(Records from a collection)
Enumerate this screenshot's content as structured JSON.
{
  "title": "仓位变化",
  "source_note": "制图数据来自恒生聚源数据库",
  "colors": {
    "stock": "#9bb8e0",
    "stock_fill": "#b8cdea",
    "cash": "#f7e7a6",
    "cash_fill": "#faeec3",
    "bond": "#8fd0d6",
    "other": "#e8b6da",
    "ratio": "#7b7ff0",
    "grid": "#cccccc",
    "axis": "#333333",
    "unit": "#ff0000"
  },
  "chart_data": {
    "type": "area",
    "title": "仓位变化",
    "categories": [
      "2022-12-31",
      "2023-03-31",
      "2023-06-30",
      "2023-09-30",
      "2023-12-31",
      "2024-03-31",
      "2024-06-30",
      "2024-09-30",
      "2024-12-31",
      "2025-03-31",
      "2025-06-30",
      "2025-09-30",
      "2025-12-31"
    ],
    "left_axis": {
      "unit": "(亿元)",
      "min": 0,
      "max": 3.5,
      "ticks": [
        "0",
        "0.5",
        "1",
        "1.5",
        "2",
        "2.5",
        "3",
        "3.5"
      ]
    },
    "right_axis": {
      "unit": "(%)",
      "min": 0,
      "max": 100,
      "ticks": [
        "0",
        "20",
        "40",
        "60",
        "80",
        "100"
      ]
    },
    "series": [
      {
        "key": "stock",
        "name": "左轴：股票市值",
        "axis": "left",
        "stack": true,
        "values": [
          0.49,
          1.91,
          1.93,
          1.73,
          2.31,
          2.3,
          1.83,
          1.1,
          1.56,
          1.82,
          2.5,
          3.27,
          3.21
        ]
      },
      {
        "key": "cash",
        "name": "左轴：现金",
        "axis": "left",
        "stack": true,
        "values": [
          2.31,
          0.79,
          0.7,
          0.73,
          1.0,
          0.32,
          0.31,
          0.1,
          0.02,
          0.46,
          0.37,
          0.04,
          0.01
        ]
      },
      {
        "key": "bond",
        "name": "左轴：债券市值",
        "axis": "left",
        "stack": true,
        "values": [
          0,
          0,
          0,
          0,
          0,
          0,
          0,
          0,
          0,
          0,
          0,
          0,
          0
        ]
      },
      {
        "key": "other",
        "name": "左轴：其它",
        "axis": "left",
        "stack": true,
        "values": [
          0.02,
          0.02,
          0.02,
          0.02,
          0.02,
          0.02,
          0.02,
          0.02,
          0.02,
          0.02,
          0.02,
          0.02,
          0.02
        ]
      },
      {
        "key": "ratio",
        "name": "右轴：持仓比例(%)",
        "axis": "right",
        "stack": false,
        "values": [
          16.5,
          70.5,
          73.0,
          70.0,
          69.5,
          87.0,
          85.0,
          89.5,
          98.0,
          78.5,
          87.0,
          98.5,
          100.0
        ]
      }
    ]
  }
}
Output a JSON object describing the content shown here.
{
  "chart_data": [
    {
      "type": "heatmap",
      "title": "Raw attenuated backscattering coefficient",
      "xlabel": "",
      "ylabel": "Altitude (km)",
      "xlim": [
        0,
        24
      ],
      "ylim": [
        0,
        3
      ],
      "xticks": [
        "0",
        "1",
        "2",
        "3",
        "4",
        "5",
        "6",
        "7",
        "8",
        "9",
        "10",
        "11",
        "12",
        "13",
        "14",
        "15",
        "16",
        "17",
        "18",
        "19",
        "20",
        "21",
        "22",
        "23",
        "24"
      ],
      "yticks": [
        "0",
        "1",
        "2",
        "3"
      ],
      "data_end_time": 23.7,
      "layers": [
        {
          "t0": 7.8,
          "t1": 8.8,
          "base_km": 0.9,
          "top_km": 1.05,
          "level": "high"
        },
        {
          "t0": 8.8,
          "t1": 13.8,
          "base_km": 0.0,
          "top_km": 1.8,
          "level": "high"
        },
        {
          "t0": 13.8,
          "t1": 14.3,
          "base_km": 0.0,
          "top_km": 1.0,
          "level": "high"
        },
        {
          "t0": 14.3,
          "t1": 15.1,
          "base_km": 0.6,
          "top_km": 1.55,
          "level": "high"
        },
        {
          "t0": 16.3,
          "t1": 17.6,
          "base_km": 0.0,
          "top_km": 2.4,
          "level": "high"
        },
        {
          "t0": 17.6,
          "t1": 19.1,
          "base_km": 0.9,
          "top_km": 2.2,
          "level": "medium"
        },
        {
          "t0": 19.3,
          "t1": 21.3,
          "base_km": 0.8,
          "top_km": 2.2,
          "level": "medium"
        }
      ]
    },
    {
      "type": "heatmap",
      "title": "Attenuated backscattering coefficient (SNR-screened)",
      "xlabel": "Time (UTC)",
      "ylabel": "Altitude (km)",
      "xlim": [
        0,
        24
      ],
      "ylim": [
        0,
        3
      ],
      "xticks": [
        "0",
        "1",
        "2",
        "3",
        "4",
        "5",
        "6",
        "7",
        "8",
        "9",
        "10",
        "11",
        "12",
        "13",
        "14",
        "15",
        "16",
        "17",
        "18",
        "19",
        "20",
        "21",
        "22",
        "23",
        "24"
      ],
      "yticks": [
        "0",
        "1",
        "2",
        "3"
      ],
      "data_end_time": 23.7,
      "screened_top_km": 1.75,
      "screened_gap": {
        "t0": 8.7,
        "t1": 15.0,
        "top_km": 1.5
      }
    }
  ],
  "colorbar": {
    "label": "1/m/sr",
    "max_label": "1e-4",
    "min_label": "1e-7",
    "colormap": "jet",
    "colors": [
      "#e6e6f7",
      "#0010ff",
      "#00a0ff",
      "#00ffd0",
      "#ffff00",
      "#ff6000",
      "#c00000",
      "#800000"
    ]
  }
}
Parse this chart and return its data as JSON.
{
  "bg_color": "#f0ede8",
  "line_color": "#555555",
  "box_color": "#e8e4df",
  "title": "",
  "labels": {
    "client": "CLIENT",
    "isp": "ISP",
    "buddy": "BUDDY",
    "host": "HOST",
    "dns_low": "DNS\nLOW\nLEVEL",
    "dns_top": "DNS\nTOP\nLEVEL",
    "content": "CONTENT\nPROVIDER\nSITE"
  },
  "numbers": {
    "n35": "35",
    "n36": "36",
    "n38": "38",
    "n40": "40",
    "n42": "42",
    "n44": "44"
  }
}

OBJECTIVE
Reproduce all of the data exactly as given.

COMPLETE RESPONSE
Enumerate this screenshot's content as structured JSON.
{
  "title": "仓位变化",
  "source_note": "制图数据来自恒生聚源数据库",
  "colors": {
    "stock": "#9bb8e0",
    "stock_fill": "#b8cdea",
    "cash": "#f7e7a6",
    "cash_fill": "#faeec3",
    "bond": "#8fd0d6",
    "other": "#e8b6da",
    "ratio": "#7b7ff0",
    "grid": "#cccccc",
    "axis": "#333333",
    "unit": "#ff0000"
  },
  "chart_data": {
    "type": "area",
    "title": "仓位变化",
    "categories": [
      "2022-12-31",
      "2023-03-31",
      "2023-06-30",
      "2023-09-30",
      "2023-12-31",
      "2024-03-31",
      "2024-06-30",
      "2024-09-30",
      "2024-12-31",
      "2025-03-31",
      "2025-06-30",
      "2025-09-30",
      "2025-12-31"
    ],
    "left_axis": {
      "unit": "(亿元)",
      "min": 0,
      "max": 3.5,
      "ticks": [
        "0",
        "0.5",
        "1",
        "1.5",
        "2",
        "2.5",
        "3",
        "3.5"
      ]
    },
    "right_axis": {
      "unit": "(%)",
      "min": 0,
      "max": 100,
      "ticks": [
        "0",
        "20",
        "40",
        "60",
        "80",
        "100"
      ]
    },
    "series": [
      {
        "key": "stock",
        "name": "左轴：股票市值",
        "axis": "left",
        "stack": true,
        "values": [
          0.49,
          1.91,
          1.93,
          1.73,
          2.31,
          2.3,
          1.83,
          1.1,
          1.56,
          1.82,
          2.5,
          3.27,
          3.21
        ]
      },
      {
        "key": "cash",
        "name": "左轴：现金",
        "axis": "left",
        "stack": true,
        "values": [
          2.31,
          0.79,
          0.7,
          0.73,
          1.0,
          0.32,
          0.31,
          0.1,
          0.02,
          0.46,
          0.37,
          0.04,
          0.01
        ]
      },
      {
        "key": "bond",
        "name": "左轴：债券市值",
        "axis": "left",
        "stack": true,
        "values": [
          0,
          0,
          0,
          0,
          0,
          0,
          0,
          0,
          0,
          0,
          0,
          0,
          0
        ]
      },
      {
        "key": "other",
        "name": "左轴：其它",
        "axis": "left",
        "stack": true,
        "values": [
          0.02,
          0.02,
          0.02,
          0.02,
          0.02,
          0.02,
          0.02,
          0.02,
          0.02,
          0.02,
          0.02,
          0.02,
          0.02
        ]
      },
      {
        "key": "ratio",
        "name": "右轴：持仓比例(%)",
        "axis": "right",
        "stack": false,
        "values": [
          16.5,
          70.5,
          73.0,
          70.0,
          69.5,
          87.0,
          85.0,
          89.5,
          98.0,
          78.5,
          87.0,
          98.5,
          100.0
        ]
      }
    ]
  }
}
Output a JSON object describing the content shown here.
{
  "chart_data": [
    {
      "type": "heatmap",
      "title": "Raw attenuated backscattering coefficient",
      "xlabel": "",
      "ylabel": "Altitude (km)",
      "xlim": [
        0,
        24
      ],
      "ylim": [
        0,
        3
      ],
      "xticks": [
        "0",
        "1",
        "2",
        "3",
        "4",
        "5",
        "6",
        "7",
        "8",
        "9",
        "10",
        "11",
        "12",
        "13",
        "14",
        "15",
        "16",
        "17",
        "18",
        "19",
        "20",
        "21",
        "22",
        "23",
        "24"
      ],
      "yticks": [
        "0",
        "1",
        "2",
        "3"
      ],
      "data_end_time": 23.7,
      "layers": [
        {
          "t0": 7.8,
          "t1": 8.8,
          "base_km": 0.9,
          "top_km": 1.05,
          "level": "high"
        },
        {
          "t0": 8.8,
          "t1": 13.8,
          "base_km": 0.0,
          "top_km": 1.8,
          "level": "high"
        },
        {
          "t0": 13.8,
          "t1": 14.3,
          "base_km": 0.0,
          "top_km": 1.0,
          "level": "high"
        },
        {
          "t0": 14.3,
          "t1": 15.1,
          "base_km": 0.6,
          "top_km": 1.55,
          "level": "high"
        },
        {
          "t0": 16.3,
          "t1": 17.6,
          "base_km": 0.0,
          "top_km": 2.4,
          "level": "high"
        },
        {
          "t0": 17.6,
          "t1": 19.1,
          "base_km": 0.9,
          "top_km": 2.2,
          "level": "medium"
        },
        {
          "t0": 19.3,
          "t1": 21.3,
          "base_km": 0.8,
          "top_km": 2.2,
          "level": "medium"
        }
      ]
    },
    {
      "type": "heatmap",
      "title": "Attenuated backscattering coefficient (SNR-screened)",
      "xlabel": "Time (UTC)",
      "ylabel": "Altitude (km)",
      "xlim": [
        0,
        24
      ],
      "ylim": [
        0,
        3
      ],
      "xticks": [
        "0",
        "1",
        "2",
        "3",
        "4",
        "5",
        "6",
        "7",
        "8",
        "9",
        "10",
        "11",
        "12",
        "13",
        "14",
        "15",
        "16",
        "17",
        "18",
        "19",
        "20",
        "21",
        "22",
        "23",
        "24"
      ],
      "yticks": [
        "0",
        "1",
        "2",
        "3"
      ],
      "data_end_time": 23.7,
      "screened_top_km": 1.75,
      "screened_gap": {
        "t0": 8.7,
        "t1": 15.0,
        "top_km": 1.5
      }
    }
  ],
  "colorbar": {
    "label": "1/m/sr",
    "max_label": "1e-4",
    "min_label": "1e-7",
    "colormap": "jet",
    "colors": [
      "#e6e6f7",
      "#0010ff",
      "#00a0ff",
      "#00ffd0",
      "#ffff00",
      "#ff6000",
      "#c00000",
      "#800000"
    ]
  }
}
Parse this chart and return its data as JSON.
{
  "bg_color": "#f0ede8",
  "line_color": "#555555",
  "box_color": "#e8e4df",
  "title": "",
  "labels": {
    "client": "CLIENT",
    "isp": "ISP",
    "buddy": "BUDDY",
    "host": "HOST",
    "dns_low": "DNS\nLOW\nLEVEL",
    "dns_top": "DNS\nTOP\nLEVEL",
    "content": "CONTENT\nPROVIDER\nSITE"
  },
  "numbers": {
    "n35": "35",
    "n36": "36",
    "n38": "38",
    "n40": "40",
    "n42": "42",
    "n44": "44"
  }
}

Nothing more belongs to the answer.